- WHAT NEEDS TO BE DONE
Write out every line below that includes the word "astrocytes".

- INPUT DATA
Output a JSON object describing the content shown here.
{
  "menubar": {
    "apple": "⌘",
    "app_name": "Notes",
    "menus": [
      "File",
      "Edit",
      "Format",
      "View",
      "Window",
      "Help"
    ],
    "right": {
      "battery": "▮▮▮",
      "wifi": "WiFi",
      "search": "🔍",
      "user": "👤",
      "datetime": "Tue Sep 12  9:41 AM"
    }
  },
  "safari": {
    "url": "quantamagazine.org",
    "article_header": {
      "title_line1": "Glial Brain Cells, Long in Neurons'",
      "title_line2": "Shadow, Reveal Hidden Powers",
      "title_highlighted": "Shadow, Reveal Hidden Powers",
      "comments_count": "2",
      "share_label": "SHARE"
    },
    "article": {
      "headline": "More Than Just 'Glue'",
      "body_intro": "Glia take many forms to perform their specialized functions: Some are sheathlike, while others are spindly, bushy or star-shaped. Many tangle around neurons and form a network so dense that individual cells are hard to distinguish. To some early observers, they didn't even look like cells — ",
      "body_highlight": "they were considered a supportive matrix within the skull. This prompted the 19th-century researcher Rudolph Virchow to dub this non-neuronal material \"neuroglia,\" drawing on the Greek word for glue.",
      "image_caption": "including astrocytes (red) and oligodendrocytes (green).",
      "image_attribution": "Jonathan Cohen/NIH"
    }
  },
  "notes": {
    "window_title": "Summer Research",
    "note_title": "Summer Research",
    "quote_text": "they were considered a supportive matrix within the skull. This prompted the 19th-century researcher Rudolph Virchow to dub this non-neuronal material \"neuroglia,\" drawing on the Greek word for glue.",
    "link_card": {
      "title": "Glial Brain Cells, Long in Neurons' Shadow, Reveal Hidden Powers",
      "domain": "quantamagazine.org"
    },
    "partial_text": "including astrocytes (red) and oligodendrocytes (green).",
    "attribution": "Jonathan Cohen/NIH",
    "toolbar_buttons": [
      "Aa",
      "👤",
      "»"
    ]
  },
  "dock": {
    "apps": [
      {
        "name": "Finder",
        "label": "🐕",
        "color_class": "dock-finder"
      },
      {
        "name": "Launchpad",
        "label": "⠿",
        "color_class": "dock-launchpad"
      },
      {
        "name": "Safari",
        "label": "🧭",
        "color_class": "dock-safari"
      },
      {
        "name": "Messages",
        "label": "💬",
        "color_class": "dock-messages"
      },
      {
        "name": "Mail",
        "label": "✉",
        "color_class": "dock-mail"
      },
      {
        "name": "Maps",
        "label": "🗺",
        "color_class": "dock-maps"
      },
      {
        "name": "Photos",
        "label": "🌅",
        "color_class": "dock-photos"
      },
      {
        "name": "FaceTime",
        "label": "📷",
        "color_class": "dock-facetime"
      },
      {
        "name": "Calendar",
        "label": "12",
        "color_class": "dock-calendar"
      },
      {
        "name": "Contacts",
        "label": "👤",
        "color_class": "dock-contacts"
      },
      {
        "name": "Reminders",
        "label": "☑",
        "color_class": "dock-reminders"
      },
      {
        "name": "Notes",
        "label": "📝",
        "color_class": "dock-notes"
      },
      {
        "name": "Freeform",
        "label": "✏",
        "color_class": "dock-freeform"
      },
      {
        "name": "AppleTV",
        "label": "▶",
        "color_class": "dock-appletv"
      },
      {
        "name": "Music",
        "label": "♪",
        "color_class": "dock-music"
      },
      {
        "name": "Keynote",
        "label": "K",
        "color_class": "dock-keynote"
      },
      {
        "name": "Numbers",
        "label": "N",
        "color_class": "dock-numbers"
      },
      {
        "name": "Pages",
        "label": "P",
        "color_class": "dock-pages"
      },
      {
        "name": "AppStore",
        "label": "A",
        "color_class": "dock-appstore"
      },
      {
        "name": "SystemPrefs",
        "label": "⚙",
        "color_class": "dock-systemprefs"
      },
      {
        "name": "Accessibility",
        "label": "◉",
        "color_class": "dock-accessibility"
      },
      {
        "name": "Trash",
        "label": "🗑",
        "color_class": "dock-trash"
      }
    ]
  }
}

- ANSWER SPACE
      "image_caption": "including astrocytes (red) and oligodendrocytes (green).",
    "partial_text": "including astrocytes (red) and oligodendrocytes (green).",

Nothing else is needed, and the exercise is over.